Your objective :: With the images removed, repeat the data below exactly.

Information provided ::

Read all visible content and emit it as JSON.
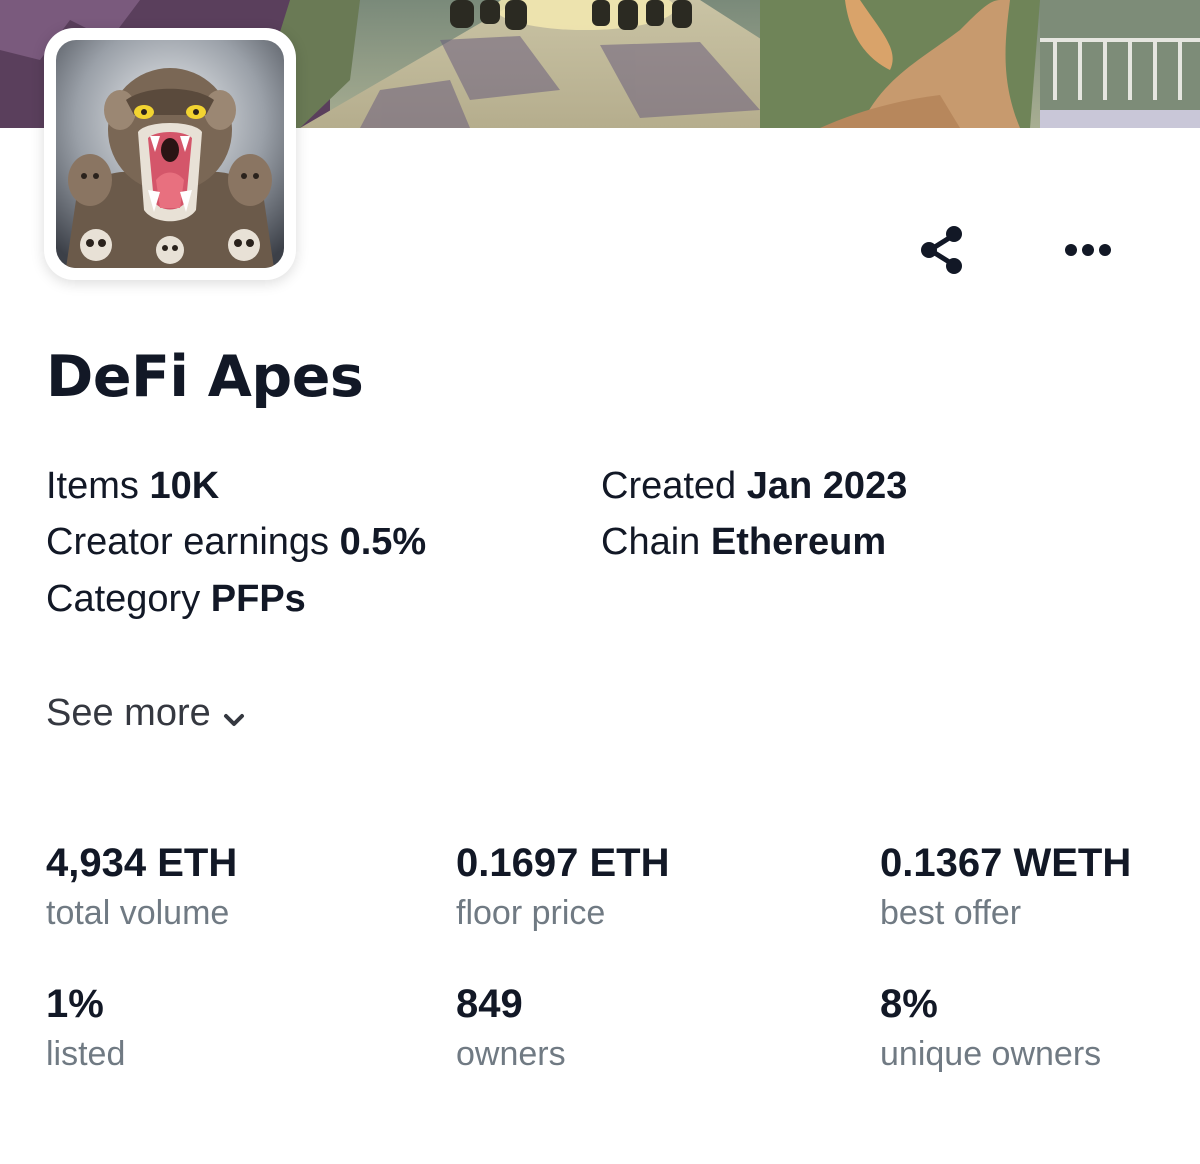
{
  "collection": {
    "name": "DeFi Apes"
  },
  "actions": {
    "share_icon": "share-icon",
    "more_icon": "more-horizontal-icon"
  },
  "details": {
    "items": {
      "label": "Items",
      "value": "10K"
    },
    "creator_earnings": {
      "label": "Creator earnings",
      "value": "0.5%"
    },
    "category": {
      "label": "Category",
      "value": "PFPs"
    },
    "created": {
      "label": "Created",
      "value": "Jan 2023"
    },
    "chain": {
      "label": "Chain",
      "value": "Ethereum"
    }
  },
  "see_more": {
    "label": "See more",
    "icon": "chevron-down-icon"
  },
  "stats": [
    {
      "value": "4,934 ETH",
      "label": "total volume"
    },
    {
      "value": "0.1697 ETH",
      "label": "floor price"
    },
    {
      "value": "0.1367 WETH",
      "label": "best offer"
    },
    {
      "value": "1%",
      "label": "listed"
    },
    {
      "value": "849",
      "label": "owners"
    },
    {
      "value": "8%",
      "label": "unique owners"
    }
  ],
  "colors": {
    "text_primary": "#121826",
    "text_secondary": "#707a83",
    "background": "#ffffff"
  }
}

Reply to the task ::
Read all visible content and emit it as JSON.
{
  "collection": {
    "name": "DeFi Apes"
  },
  "actions": {
    "share_icon": "share-icon",
    "more_icon": "more-horizontal-icon"
  },
  "details": {
    "items": {
      "label": "Items",
      "value": "10K"
    },
    "creator_earnings": {
      "label": "Creator earnings",
      "value": "0.5%"
    },
    "category": {
      "label": "Category",
      "value": "PFPs"
    },
    "created": {
      "label": "Created",
      "value": "Jan 2023"
    },
    "chain": {
      "label": "Chain",
      "value": "Ethereum"
    }
  },
  "see_more": {
    "label": "See more",
    "icon": "chevron-down-icon"
  },
  "stats": [
    {
      "value": "4,934 ETH",
      "label": "total volume"
    },
    {
      "value": "0.1697 ETH",
      "label": "floor price"
    },
    {
      "value": "0.1367 WETH",
      "label": "best offer"
    },
    {
      "value": "1%",
      "label": "listed"
    },
    {
      "value": "849",
      "label": "owners"
    },
    {
      "value": "8%",
      "label": "unique owners"
    }
  ],
  "colors": {
    "text_primary": "#121826",
    "text_secondary": "#707a83",
    "background": "#ffffff"
  }
}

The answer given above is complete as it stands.